* Work to be completed: State the number of lines that contain the word "sperez", and add nothing else.

* Supplied data:

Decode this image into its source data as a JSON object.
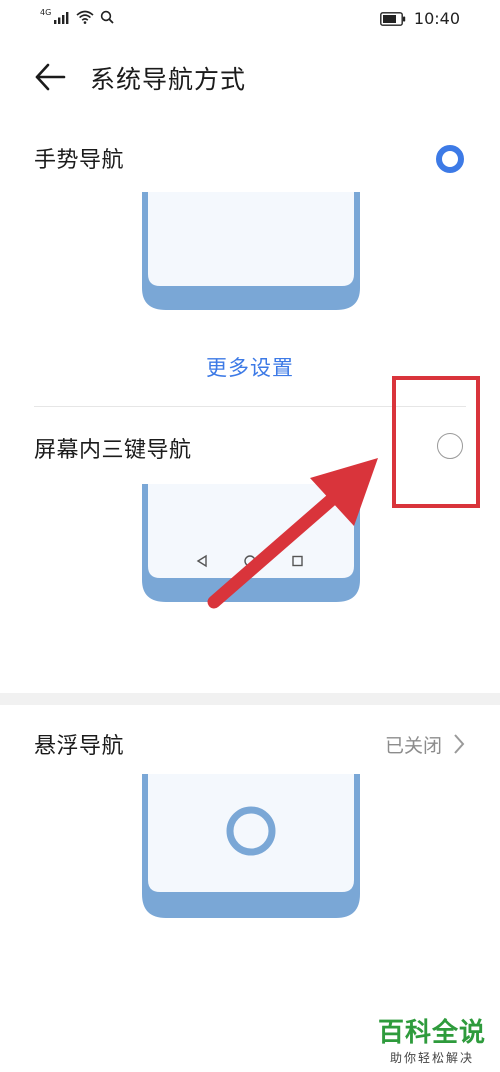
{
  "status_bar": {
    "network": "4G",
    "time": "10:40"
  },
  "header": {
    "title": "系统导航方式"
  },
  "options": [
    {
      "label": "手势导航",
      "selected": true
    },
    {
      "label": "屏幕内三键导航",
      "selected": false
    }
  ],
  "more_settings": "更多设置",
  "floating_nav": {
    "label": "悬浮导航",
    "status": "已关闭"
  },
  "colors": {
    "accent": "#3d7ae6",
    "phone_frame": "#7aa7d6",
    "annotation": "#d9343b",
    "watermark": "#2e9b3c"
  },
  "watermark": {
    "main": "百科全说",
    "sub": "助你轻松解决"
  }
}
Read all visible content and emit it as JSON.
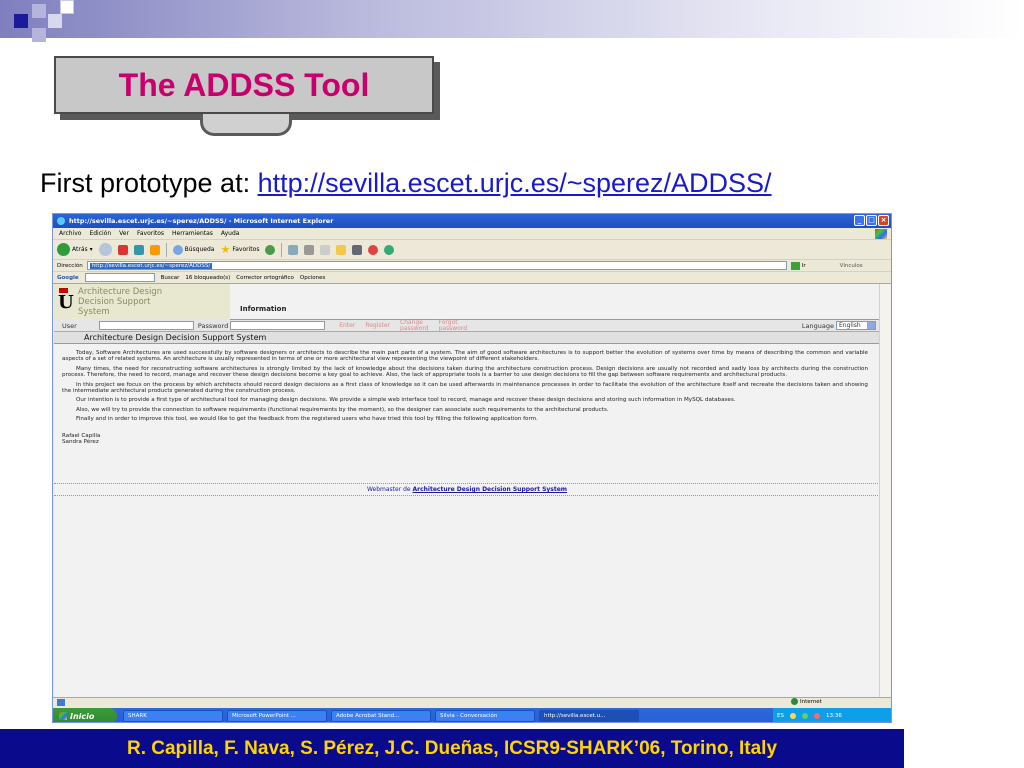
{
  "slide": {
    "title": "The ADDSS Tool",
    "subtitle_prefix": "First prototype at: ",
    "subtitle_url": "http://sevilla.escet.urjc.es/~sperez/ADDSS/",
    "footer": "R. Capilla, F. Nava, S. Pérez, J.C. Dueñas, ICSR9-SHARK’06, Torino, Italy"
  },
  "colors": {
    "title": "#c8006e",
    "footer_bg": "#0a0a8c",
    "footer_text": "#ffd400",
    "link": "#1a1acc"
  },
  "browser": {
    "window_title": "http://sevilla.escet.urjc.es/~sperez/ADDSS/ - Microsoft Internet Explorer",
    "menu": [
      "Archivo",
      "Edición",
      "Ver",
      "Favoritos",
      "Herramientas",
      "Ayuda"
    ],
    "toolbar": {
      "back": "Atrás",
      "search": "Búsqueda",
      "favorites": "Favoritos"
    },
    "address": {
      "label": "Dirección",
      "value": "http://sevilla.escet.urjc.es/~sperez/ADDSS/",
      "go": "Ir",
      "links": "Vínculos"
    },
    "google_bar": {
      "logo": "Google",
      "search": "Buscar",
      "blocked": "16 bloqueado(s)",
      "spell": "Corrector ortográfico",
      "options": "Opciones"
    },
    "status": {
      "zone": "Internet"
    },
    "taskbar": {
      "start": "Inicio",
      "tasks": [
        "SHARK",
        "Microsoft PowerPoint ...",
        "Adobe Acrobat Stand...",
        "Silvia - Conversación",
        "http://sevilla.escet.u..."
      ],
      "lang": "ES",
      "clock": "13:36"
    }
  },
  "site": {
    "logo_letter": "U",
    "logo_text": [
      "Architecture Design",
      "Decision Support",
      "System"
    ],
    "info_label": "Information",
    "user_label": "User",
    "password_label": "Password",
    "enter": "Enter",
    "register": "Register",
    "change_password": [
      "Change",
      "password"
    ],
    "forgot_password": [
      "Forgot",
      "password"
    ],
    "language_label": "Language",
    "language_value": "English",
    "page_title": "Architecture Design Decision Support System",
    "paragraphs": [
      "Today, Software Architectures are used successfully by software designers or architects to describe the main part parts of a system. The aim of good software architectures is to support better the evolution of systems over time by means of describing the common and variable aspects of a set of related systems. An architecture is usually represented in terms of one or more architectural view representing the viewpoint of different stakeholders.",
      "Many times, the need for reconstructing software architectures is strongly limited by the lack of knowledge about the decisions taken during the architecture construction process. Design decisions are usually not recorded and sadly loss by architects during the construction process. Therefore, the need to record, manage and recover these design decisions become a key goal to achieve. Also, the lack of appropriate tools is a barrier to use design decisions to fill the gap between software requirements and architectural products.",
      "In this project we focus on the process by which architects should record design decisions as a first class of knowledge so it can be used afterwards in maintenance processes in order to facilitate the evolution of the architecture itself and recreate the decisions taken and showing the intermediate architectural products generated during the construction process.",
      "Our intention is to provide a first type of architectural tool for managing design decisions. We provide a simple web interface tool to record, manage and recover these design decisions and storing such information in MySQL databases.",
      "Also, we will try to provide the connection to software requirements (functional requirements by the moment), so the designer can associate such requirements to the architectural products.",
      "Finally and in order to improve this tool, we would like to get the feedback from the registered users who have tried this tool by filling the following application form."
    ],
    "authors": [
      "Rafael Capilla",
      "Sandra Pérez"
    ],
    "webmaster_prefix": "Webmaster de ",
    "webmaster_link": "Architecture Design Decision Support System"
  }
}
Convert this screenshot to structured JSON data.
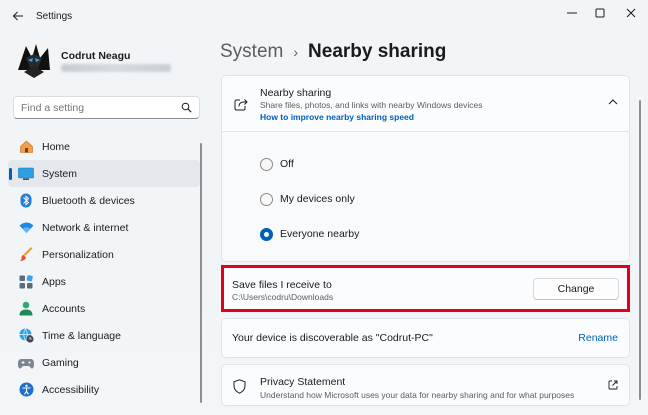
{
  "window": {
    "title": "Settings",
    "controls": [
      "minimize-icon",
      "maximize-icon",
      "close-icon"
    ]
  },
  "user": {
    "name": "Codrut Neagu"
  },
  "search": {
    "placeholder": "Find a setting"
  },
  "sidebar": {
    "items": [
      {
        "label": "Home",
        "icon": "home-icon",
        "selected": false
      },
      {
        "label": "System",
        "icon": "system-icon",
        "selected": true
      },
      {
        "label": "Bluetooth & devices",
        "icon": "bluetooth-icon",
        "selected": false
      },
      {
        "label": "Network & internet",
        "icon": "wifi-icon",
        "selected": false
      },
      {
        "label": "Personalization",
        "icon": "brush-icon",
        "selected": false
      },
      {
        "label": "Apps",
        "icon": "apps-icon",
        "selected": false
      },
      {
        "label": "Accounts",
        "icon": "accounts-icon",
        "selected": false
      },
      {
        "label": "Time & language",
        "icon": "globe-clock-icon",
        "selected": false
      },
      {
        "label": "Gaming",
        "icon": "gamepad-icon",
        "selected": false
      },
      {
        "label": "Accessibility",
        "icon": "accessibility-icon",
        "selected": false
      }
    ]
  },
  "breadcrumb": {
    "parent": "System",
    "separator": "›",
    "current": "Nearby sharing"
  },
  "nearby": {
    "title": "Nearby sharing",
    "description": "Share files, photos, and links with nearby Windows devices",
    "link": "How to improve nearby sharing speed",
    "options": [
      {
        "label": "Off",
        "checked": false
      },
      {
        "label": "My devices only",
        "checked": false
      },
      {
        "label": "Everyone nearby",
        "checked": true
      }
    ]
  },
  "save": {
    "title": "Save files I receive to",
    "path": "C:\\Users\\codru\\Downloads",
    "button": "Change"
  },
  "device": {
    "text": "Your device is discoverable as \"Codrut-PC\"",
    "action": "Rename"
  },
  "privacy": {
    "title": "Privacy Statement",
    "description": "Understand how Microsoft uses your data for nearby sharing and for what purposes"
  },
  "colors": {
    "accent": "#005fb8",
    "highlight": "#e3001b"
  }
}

* Task result: 3